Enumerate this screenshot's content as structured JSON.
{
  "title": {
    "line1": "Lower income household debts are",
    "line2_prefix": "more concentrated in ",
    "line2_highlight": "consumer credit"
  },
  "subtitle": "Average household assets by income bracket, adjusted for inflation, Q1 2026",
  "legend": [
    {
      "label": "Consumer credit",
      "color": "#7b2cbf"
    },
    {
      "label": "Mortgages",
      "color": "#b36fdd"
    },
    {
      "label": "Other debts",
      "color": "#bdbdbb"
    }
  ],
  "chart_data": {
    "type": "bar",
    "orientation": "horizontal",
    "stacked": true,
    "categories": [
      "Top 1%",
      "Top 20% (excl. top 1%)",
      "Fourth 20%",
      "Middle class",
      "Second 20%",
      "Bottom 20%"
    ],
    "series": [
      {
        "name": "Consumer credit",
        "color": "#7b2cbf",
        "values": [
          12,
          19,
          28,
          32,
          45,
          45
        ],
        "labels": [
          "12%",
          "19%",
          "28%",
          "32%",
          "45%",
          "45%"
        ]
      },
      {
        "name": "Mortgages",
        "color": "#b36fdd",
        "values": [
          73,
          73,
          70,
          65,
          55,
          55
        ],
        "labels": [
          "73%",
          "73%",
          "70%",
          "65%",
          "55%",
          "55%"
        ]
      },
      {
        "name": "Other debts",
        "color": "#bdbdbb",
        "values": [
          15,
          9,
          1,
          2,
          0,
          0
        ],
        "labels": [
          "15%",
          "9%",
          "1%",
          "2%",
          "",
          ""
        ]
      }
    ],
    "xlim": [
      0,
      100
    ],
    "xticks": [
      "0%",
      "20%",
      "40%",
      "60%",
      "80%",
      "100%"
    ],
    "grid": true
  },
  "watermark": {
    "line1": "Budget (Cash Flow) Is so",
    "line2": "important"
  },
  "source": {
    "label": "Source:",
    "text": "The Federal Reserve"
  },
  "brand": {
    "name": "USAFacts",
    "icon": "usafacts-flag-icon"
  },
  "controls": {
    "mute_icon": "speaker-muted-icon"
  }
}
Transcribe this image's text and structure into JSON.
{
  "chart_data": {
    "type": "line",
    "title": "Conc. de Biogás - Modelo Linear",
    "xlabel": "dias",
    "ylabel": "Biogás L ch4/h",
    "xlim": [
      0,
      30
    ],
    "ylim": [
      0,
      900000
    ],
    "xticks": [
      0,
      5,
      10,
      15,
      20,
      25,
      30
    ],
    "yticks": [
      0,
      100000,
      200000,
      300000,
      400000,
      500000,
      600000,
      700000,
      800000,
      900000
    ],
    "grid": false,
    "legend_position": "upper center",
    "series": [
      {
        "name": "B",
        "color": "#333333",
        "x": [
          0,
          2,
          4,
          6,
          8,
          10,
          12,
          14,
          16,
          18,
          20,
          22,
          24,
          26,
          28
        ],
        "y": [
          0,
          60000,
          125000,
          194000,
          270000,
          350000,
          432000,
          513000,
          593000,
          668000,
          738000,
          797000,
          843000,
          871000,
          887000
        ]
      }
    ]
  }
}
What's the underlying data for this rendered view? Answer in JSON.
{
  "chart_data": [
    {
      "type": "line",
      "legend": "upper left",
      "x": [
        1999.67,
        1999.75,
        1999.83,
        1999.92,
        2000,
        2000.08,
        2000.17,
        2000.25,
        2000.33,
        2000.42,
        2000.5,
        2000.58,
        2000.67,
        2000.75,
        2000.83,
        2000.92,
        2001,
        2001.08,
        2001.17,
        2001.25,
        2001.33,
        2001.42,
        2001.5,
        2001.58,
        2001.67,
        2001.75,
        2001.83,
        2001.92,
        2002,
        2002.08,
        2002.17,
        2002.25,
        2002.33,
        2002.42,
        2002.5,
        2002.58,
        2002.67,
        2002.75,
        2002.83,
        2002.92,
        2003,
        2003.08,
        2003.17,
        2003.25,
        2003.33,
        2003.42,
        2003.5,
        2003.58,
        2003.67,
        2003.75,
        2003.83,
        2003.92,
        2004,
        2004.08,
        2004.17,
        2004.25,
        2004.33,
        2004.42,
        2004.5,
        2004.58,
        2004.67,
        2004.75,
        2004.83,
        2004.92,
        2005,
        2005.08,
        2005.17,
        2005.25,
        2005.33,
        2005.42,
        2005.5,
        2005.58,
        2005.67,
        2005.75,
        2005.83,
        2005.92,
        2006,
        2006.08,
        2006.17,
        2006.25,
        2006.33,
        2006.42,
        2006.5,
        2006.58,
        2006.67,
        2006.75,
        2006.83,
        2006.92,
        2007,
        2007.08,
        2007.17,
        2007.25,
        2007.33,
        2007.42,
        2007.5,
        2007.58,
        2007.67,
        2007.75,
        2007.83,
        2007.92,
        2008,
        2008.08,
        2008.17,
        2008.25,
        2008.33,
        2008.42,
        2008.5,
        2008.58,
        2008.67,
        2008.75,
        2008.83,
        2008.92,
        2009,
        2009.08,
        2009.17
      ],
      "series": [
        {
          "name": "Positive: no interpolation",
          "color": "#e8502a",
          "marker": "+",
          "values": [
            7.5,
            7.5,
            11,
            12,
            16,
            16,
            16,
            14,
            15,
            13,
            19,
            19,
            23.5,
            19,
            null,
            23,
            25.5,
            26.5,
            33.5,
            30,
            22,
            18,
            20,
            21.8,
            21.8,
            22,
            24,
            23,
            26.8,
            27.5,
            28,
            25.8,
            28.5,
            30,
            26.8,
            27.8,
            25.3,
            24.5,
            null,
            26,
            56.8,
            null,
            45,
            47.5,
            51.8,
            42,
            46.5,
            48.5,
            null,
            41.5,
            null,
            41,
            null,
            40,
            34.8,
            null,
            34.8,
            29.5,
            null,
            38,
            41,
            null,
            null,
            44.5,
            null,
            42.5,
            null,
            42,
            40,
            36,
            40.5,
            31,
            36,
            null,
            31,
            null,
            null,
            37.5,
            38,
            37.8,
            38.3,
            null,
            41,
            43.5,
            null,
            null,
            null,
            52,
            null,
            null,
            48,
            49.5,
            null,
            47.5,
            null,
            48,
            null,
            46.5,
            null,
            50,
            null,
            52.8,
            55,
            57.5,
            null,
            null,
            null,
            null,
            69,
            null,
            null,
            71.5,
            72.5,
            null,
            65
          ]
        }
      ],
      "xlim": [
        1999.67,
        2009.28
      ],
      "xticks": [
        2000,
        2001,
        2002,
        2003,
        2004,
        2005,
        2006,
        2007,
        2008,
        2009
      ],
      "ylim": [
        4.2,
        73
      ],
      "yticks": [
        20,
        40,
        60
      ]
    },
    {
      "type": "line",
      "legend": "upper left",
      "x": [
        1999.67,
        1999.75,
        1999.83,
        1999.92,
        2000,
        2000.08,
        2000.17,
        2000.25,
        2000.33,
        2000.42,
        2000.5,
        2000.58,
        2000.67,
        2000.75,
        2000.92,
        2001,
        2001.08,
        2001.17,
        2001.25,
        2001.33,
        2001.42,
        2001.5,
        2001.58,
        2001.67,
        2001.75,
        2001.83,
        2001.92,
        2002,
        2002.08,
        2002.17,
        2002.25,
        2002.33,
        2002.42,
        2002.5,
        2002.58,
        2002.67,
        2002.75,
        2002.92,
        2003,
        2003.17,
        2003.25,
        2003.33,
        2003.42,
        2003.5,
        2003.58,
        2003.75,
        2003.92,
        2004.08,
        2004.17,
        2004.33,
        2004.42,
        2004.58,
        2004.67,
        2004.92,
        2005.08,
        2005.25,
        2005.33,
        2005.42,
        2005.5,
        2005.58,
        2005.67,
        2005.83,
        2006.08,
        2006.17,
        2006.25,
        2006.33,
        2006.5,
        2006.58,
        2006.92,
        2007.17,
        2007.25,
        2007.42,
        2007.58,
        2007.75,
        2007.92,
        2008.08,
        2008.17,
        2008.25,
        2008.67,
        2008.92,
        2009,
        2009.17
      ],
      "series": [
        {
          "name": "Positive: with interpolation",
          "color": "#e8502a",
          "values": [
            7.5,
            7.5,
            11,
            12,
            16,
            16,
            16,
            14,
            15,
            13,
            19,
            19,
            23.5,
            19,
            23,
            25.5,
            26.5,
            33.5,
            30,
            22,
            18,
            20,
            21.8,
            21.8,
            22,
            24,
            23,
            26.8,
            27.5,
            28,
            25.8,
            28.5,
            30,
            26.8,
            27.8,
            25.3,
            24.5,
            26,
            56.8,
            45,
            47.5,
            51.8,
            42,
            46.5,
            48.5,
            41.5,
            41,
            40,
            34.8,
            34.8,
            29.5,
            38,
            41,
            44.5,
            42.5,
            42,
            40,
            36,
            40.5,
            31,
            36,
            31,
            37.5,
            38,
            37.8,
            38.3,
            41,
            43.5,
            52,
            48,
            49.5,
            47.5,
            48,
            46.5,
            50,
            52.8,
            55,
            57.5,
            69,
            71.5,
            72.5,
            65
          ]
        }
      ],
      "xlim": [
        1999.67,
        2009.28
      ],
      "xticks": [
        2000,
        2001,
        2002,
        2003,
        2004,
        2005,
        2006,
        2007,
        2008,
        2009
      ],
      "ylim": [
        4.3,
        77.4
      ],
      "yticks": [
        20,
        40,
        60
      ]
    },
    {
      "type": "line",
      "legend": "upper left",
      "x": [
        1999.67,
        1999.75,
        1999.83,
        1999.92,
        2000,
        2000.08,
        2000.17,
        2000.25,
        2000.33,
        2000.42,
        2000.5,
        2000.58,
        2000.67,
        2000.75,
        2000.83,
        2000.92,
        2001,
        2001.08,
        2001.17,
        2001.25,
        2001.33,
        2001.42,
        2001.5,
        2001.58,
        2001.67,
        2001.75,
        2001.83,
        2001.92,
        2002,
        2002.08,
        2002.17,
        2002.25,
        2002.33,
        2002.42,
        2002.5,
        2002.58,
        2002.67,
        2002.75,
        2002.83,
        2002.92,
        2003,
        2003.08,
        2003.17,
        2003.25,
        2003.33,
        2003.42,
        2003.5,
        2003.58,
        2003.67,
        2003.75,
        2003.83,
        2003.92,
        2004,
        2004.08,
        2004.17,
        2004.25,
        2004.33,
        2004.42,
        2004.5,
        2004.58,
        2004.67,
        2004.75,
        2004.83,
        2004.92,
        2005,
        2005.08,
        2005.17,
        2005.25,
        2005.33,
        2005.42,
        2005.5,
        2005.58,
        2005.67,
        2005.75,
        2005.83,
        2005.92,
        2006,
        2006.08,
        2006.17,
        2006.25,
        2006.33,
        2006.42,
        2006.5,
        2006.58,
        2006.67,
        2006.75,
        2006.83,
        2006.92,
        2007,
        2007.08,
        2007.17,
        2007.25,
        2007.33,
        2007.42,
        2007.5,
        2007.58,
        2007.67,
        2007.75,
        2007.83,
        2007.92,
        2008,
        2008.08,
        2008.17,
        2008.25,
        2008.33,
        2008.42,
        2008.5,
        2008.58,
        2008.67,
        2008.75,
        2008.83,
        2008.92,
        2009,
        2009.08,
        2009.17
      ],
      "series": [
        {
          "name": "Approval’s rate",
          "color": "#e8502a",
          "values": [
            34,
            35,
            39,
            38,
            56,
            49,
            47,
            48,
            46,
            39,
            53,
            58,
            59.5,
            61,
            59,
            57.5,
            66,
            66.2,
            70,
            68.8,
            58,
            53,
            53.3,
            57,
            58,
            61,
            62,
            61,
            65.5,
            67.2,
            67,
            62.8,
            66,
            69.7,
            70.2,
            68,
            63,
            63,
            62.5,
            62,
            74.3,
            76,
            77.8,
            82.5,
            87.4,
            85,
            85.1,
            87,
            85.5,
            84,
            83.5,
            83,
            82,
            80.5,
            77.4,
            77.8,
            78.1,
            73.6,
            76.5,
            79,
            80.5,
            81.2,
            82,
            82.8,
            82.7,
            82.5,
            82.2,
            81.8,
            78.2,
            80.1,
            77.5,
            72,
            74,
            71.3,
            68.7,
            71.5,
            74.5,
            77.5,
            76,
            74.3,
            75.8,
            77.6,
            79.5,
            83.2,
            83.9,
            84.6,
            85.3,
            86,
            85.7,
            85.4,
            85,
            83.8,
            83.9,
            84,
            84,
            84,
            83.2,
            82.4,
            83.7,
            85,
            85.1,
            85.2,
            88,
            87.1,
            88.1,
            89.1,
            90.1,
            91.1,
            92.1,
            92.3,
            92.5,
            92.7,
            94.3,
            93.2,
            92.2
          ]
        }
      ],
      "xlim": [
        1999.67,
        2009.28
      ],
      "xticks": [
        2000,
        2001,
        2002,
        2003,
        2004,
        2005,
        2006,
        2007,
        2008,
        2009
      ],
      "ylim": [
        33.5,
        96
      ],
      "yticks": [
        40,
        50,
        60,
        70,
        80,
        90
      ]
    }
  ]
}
—————
Exercise details: Scan the material above. Copy each line where "credit" occurs.

Result below:
    "line2_highlight": "consumer credit"
      "label": "Consumer credit",
        "name": "Consumer credit",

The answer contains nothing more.